WHAT TO WORK ON:
[a] In the account of the Literatur im Nebel festival, what did a ticket for each day cost?
[b] In the account of the Literatur im Nebel festival, list every actor named in the sentence beginning "Actors included".
[c] Extend the account of the Literatur im Nebel festival with a further passage that begins after its final sentence.

Coming out of the fog

LtNebelLiteratur im Nebel (Fog-lit?) has been held every year for nine years now in the tiny town of Heidenreichstein in Austria´s Waldviertel in Lower Austria. The town has a population of about 4,000 and is about 15 Km from the Czech border. It´s been around since about the 12th Century and apart from an old castle and a nature reserve has little claim to fame except for the wonderful almost secret lit-fest tip, Literatur im Nebel, which I discovered for the first time on the September 27/28 weekend with not a wisp of fog in sight.

This year´s guest was IanMcEwan. (Previous guests included Margaret Atwood and Salman Rushdie). The weekend was dedicated to the works of Ian McEwan with well-known Austrian actors reading excerpts from nearly all his novels. Actors included Erwin Steinhauer, Tobias Moretti, Manuel Rubey, Nicole Beutler and several others. There were discussions with McEwan on both days with consecutive interpretation into German, and on Sunday, a discussion between McEwan and Daniel Kehlmann including a focus on Black Dogs which I am currently reading; late on the Sunday night McEwan read in English from The Children Act and Christiane von Poelnitz read from the yet to be published German translation of the novel.

I took a shuttle bus from Vienna at 2pm each day, arriving at 4pm in time for the start at 5pm. The sessions were over at around 10.30 pm and arrival in Vienna was long after midnight. Tickets for each day were 15 Euros and the one-way shuttle bus was 10 Euros. So, for 70 Euros (taking along a sandwich and drink) I had one of the most amazing literary weekends. Here, in the middle of nowhere 700 persons were hanging on every word two nights in a row, despite bottoms almost becoming numb in the three and two-hour sessions.

Books were on sale and I at last picked up the short story collections, In Between theSheets and First Love, First Rites. I had only stumbled on McEwan last year on a holiday in Hastings where I picked up a pre-loved copy of Atonement and a new copy of Sweet Tooth. Since then I have been reading Black Dogs and have  The Innocent on my tbr pile. I usually don´t buy books when they come out and prefer to discover them when the hype has faded. But I am now hooked on this writer who sat through all the readings in German over both days, signed hundreds of books and was so gracious.

RECORD EXCERPTS:
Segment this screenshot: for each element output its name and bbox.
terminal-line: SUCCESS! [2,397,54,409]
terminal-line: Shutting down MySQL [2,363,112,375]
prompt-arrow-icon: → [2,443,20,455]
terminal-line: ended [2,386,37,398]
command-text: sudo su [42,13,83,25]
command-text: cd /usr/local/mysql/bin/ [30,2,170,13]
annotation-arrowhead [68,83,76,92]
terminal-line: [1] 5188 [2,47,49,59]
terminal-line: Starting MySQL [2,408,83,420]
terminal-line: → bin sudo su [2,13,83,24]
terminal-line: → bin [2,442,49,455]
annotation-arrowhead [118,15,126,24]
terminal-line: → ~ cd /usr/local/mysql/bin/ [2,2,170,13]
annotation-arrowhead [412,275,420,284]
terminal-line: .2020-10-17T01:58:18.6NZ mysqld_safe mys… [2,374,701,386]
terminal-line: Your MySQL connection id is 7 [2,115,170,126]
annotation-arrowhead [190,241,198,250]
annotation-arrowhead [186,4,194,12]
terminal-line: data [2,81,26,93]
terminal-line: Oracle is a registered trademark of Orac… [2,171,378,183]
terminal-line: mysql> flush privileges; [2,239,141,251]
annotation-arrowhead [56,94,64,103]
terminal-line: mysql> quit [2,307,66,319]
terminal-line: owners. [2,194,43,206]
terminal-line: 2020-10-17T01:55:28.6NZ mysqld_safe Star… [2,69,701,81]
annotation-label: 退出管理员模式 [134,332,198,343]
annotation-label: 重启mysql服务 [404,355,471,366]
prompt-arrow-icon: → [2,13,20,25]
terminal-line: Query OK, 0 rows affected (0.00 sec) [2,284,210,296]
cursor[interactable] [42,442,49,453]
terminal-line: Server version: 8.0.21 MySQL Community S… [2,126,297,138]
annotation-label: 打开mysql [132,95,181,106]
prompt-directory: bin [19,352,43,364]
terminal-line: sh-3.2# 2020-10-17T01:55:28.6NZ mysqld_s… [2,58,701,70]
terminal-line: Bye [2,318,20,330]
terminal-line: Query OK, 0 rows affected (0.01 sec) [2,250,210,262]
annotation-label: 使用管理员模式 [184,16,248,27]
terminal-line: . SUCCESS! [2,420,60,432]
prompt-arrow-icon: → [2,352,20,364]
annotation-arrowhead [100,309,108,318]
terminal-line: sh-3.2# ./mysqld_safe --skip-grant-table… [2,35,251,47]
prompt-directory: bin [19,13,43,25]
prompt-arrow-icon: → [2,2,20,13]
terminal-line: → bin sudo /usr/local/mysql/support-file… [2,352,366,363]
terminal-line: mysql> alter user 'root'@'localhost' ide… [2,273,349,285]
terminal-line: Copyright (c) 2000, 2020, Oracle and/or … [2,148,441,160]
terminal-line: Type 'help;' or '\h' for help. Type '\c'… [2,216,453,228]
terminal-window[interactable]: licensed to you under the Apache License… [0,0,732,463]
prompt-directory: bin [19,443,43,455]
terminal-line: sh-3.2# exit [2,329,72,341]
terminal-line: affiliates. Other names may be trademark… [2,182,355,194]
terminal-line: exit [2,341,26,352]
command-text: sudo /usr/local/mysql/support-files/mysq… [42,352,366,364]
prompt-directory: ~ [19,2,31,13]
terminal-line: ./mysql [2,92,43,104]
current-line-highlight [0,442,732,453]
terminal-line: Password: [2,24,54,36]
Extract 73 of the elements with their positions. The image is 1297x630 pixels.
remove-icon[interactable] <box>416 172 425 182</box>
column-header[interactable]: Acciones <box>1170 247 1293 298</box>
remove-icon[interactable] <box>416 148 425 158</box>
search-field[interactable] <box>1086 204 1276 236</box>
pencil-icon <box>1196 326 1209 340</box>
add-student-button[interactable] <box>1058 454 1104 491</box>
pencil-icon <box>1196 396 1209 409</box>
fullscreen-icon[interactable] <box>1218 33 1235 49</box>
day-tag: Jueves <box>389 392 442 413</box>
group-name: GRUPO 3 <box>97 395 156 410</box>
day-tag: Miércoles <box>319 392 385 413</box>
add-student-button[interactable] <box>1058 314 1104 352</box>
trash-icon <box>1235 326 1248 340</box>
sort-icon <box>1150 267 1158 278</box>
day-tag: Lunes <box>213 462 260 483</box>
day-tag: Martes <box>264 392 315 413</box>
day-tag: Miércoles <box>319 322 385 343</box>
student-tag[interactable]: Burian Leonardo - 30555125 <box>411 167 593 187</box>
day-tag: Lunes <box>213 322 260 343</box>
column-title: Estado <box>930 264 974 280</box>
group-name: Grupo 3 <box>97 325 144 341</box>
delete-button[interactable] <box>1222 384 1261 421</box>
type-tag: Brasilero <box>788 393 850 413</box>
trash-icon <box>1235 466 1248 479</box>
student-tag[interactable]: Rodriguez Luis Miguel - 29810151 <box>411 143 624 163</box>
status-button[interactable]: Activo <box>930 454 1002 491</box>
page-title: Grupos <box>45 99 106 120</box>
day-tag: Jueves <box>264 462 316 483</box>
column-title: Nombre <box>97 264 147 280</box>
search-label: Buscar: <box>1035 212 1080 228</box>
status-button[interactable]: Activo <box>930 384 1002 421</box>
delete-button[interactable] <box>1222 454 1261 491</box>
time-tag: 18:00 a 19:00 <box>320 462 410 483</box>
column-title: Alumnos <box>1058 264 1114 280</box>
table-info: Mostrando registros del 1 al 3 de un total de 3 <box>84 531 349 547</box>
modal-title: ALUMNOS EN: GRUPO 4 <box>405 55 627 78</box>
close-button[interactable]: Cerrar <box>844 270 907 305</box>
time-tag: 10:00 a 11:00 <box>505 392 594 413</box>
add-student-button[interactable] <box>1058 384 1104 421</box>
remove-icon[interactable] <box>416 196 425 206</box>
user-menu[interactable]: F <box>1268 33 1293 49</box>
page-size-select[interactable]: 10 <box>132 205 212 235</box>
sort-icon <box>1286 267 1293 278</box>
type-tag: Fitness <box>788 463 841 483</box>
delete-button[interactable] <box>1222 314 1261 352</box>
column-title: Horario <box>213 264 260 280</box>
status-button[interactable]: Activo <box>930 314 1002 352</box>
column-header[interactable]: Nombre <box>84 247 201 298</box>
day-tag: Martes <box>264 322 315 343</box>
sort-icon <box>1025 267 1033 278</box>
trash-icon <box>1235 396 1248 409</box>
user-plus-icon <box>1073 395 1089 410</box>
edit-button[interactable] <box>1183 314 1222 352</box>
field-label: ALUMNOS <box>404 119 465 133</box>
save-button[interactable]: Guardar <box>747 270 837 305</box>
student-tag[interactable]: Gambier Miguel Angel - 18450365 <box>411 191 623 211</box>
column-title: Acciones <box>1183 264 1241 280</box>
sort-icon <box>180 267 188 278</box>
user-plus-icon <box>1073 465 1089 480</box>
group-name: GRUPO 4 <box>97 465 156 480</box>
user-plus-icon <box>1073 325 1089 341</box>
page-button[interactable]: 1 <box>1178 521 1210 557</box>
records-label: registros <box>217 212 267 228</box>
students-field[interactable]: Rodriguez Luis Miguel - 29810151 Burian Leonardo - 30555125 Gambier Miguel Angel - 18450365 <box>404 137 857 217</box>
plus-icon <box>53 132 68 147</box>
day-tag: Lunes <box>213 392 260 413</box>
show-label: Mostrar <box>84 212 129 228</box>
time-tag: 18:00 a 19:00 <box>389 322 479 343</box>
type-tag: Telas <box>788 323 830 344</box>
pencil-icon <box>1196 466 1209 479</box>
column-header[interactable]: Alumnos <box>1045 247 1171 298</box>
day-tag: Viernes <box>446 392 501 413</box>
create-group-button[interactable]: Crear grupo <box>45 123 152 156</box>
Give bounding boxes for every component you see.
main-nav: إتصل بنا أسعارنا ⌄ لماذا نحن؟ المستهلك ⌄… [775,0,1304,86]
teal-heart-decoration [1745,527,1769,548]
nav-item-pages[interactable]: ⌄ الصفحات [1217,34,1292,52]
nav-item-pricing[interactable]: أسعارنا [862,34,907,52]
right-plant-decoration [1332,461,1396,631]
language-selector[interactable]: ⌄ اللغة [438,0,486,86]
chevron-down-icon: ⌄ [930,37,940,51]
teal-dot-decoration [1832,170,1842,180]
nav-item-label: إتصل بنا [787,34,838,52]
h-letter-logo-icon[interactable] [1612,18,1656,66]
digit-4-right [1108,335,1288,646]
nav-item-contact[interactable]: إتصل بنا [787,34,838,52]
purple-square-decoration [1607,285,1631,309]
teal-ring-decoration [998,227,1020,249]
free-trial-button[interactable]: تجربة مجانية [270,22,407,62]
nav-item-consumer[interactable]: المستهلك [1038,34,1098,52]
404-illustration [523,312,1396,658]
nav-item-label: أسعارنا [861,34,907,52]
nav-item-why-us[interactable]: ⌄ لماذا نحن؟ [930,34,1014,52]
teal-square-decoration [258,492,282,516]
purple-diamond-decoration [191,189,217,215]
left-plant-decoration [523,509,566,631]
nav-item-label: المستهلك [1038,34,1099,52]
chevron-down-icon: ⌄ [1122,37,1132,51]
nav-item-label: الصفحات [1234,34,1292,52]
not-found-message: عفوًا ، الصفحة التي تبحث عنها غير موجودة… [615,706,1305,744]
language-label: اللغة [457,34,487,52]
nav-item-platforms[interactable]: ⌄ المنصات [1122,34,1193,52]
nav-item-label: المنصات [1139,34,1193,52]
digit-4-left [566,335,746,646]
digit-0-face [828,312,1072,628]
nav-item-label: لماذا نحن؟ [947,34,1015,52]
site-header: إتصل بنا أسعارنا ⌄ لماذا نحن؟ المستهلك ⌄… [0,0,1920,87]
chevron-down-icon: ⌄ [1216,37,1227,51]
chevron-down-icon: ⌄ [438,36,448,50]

ANSWERS FOR THIS EXERCISE:
[a] 15 Euros

[b] Erwin Steinhauer, Tobias Moretti, Manuel Rubey, Nicole Beutler

[c]
I have few photos from the weekend and only some notes, too engrossed was I in what was being read and said. But here are some snippets: the guest writers receive a very special and very different honorarium, namely a tree planted in Heidenreichstein. McEwan´s was a fig tree. Some words from McEwan that I took down and in: we need rationality, but we also need more feeling – compassion, empathy, emotional involvement; it´s not always right to be correct; novels are investigations; it´s not for the author to answer questions; the problem of evil is one of interpretation, if you don´t believe in the supernatural, it´s difficult to believe in evil; no people, no evil; the heavy hand of modernism; the search for narrative ways to reflect the stifling consciousness as we move from through the 21st Century; we need Proust and Joyce, but we also need Balzac, Austen, Dickens and Tolstoy; the spring to curiosity which is narrative; the shifting centre of narrative; we need all we have learnt; building a narrative around your own past, but when you see the details, it´s all lies; the importance of details; it´s harder to defend what we have; examine the human condition its current modernity with all its threats and promises; hiking empties the mind; is fission the answer?

On purpose, I have left the above as fragments. They are to make me think. They are to make me see both sides. These fragments, the whole weekend, the book I also bought, Conversations with IanMcEwan (ed. Ryan Roberts), the reading of Black Dogs, all this has served to ignite something for my own work. I am grateful to serendipity and to Literatur im Nebel which has succeeded in drawing me out of my own fog. And thank you, Ian McEwan!